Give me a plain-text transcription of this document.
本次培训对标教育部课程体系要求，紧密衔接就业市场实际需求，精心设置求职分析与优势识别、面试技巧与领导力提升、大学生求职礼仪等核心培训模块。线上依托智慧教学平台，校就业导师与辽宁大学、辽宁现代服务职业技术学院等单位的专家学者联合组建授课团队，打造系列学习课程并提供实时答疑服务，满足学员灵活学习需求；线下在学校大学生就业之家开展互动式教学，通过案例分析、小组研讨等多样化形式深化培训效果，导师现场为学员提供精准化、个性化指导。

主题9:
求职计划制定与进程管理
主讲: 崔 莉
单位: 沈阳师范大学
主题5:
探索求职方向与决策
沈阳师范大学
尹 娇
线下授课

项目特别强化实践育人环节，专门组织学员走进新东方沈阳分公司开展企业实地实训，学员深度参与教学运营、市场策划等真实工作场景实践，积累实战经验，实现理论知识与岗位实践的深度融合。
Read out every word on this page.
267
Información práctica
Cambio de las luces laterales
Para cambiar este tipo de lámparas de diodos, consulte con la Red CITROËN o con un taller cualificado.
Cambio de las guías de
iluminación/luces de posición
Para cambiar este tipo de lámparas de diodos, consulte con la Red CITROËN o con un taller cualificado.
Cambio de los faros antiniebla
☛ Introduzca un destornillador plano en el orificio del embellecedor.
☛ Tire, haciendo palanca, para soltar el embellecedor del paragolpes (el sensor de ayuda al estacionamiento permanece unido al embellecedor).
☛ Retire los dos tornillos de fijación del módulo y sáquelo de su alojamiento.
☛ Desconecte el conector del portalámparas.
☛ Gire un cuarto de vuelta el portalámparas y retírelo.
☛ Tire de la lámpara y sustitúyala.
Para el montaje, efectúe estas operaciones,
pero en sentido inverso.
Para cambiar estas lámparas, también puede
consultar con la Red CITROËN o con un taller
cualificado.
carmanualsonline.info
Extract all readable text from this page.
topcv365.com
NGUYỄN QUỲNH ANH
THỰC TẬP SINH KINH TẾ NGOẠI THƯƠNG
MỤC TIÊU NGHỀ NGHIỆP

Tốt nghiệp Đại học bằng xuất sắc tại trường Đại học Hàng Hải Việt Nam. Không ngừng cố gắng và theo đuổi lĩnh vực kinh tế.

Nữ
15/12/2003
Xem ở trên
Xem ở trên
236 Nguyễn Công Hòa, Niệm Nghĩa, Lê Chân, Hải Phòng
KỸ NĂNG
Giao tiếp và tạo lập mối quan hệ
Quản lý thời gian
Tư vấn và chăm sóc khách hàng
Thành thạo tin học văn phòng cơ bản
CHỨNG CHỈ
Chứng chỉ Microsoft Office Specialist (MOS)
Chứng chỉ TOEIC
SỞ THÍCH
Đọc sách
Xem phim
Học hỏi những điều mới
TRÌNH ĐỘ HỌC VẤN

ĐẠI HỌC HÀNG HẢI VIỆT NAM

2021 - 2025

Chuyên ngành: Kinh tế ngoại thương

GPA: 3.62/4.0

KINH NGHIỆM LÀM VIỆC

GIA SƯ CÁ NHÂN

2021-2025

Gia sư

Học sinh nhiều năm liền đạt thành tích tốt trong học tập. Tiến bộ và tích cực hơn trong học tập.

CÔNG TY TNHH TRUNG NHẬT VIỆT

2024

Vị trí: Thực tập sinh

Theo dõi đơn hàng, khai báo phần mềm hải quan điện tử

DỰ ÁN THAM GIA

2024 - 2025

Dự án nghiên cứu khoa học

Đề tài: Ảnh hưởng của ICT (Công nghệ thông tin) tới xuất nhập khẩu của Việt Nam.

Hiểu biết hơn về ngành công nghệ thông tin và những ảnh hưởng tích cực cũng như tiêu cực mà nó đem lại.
__________________________________________________
● **Given task**: The records above should be duplicated in full, exactly as given.

● **Answer for the task**:
Give me a plain-text transcription of this document.
本次培训对标教育部课程体系要求，紧密衔接就业市场实际需求，精心设置求职分析与优势识别、面试技巧与领导力提升、大学生求职礼仪等核心培训模块。线上依托智慧教学平台，校就业导师与辽宁大学、辽宁现代服务职业技术学院等单位的专家学者联合组建授课团队，打造系列学习课程并提供实时答疑服务，满足学员灵活学习需求；线下在学校大学生就业之家开展互动式教学，通过案例分析、小组研讨等多样化形式深化培训效果，导师现场为学员提供精准化、个性化指导。

主题9:
求职计划制定与进程管理
主讲: 崔 莉
单位: 沈阳师范大学
主题5:
探索求职方向与决策
沈阳师范大学
尹 娇
线下授课

项目特别强化实践育人环节，专门组织学员走进新东方沈阳分公司开展企业实地实训，学员深度参与教学运营、市场策划等真实工作场景实践，积累实战经验，实现理论知识与岗位实践的深度融合。
Read out every word on this page.
267
Información práctica
Cambio de las luces laterales
Para cambiar este tipo de lámparas de diodos, consulte con la Red CITROËN o con un taller cualificado.
Cambio de las guías de
iluminación/luces de posición
Para cambiar este tipo de lámparas de diodos, consulte con la Red CITROËN o con un taller cualificado.
Cambio de los faros antiniebla
☛ Introduzca un destornillador plano en el orificio del embellecedor.
☛ Tire, haciendo palanca, para soltar el embellecedor del paragolpes (el sensor de ayuda al estacionamiento permanece unido al embellecedor).
☛ Retire los dos tornillos de fijación del módulo y sáquelo de su alojamiento.
☛ Desconecte el conector del portalámparas.
☛ Gire un cuarto de vuelta el portalámparas y retírelo.
☛ Tire de la lámpara y sustitúyala.
Para el montaje, efectúe estas operaciones,
pero en sentido inverso.
Para cambiar estas lámparas, también puede
consultar con la Red CITROËN o con un taller
cualificado.
carmanualsonline.info
Extract all readable text from this page.
topcv365.com
NGUYỄN QUỲNH ANH
THỰC TẬP SINH KINH TẾ NGOẠI THƯƠNG
MỤC TIÊU NGHỀ NGHIỆP

Tốt nghiệp Đại học bằng xuất sắc tại trường Đại học Hàng Hải Việt Nam. Không ngừng cố gắng và theo đuổi lĩnh vực kinh tế.

Nữ
15/12/2003
Xem ở trên
Xem ở trên
236 Nguyễn Công Hòa, Niệm Nghĩa, Lê Chân, Hải Phòng
KỸ NĂNG
Giao tiếp và tạo lập mối quan hệ
Quản lý thời gian
Tư vấn và chăm sóc khách hàng
Thành thạo tin học văn phòng cơ bản
CHỨNG CHỈ
Chứng chỉ Microsoft Office Specialist (MOS)
Chứng chỉ TOEIC
SỞ THÍCH
Đọc sách
Xem phim
Học hỏi những điều mới
TRÌNH ĐỘ HỌC VẤN

ĐẠI HỌC HÀNG HẢI VIỆT NAM

2021 - 2025

Chuyên ngành: Kinh tế ngoại thương

GPA: 3.62/4.0

KINH NGHIỆM LÀM VIỆC

GIA SƯ CÁ NHÂN

2021-2025

Gia sư

Học sinh nhiều năm liền đạt thành tích tốt trong học tập. Tiến bộ và tích cực hơn trong học tập.

CÔNG TY TNHH TRUNG NHẬT VIỆT

2024

Vị trí: Thực tập sinh

Theo dõi đơn hàng, khai báo phần mềm hải quan điện tử

DỰ ÁN THAM GIA

2024 - 2025

Dự án nghiên cứu khoa học

Đề tài: Ảnh hưởng của ICT (Công nghệ thông tin) tới xuất nhập khẩu của Việt Nam.

Hiểu biết hơn về ngành công nghệ thông tin và những ảnh hưởng tích cực cũng như tiêu cực mà nó đem lại.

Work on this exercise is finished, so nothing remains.